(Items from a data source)
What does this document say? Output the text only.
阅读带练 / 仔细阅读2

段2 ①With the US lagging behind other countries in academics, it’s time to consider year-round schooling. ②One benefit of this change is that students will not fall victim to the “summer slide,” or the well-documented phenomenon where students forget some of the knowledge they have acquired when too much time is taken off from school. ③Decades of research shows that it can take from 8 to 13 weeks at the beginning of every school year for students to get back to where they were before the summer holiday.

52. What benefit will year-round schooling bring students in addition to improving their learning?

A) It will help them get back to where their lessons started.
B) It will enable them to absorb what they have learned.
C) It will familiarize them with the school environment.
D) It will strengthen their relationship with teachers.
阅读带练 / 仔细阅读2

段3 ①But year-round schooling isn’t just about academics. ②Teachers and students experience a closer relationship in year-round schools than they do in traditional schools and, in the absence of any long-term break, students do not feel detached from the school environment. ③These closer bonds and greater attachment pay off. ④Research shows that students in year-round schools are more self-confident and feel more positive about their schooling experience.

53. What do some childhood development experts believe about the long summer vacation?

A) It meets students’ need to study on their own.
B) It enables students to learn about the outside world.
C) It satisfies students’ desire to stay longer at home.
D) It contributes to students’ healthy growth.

-- What you are asked to do --
Give back all the data exactly as written.

-- Final answer --
What does this document say? Output the text only.
阅读带练 / 仔细阅读2

段2 ①With the US lagging behind other countries in academics, it’s time to consider year-round schooling. ②One benefit of this change is that students will not fall victim to the “summer slide,” or the well-documented phenomenon where students forget some of the knowledge they have acquired when too much time is taken off from school. ③Decades of research shows that it can take from 8 to 13 weeks at the beginning of every school year for students to get back to where they were before the summer holiday.

52. What benefit will year-round schooling bring students in addition to improving their learning?

A) It will help them get back to where their lessons started.
B) It will enable them to absorb what they have learned.
C) It will familiarize them with the school environment.
D) It will strengthen their relationship with teachers.
阅读带练 / 仔细阅读2

段3 ①But year-round schooling isn’t just about academics. ②Teachers and students experience a closer relationship in year-round schools than they do in traditional schools and, in the absence of any long-term break, students do not feel detached from the school environment. ③These closer bonds and greater attachment pay off. ④Research shows that students in year-round schools are more self-confident and feel more positive about their schooling experience.

53. What do some childhood development experts believe about the long summer vacation?

A) It meets students’ need to study on their own.
B) It enables students to learn about the outside world.
C) It satisfies students’ desire to stay longer at home.
D) It contributes to students’ healthy growth.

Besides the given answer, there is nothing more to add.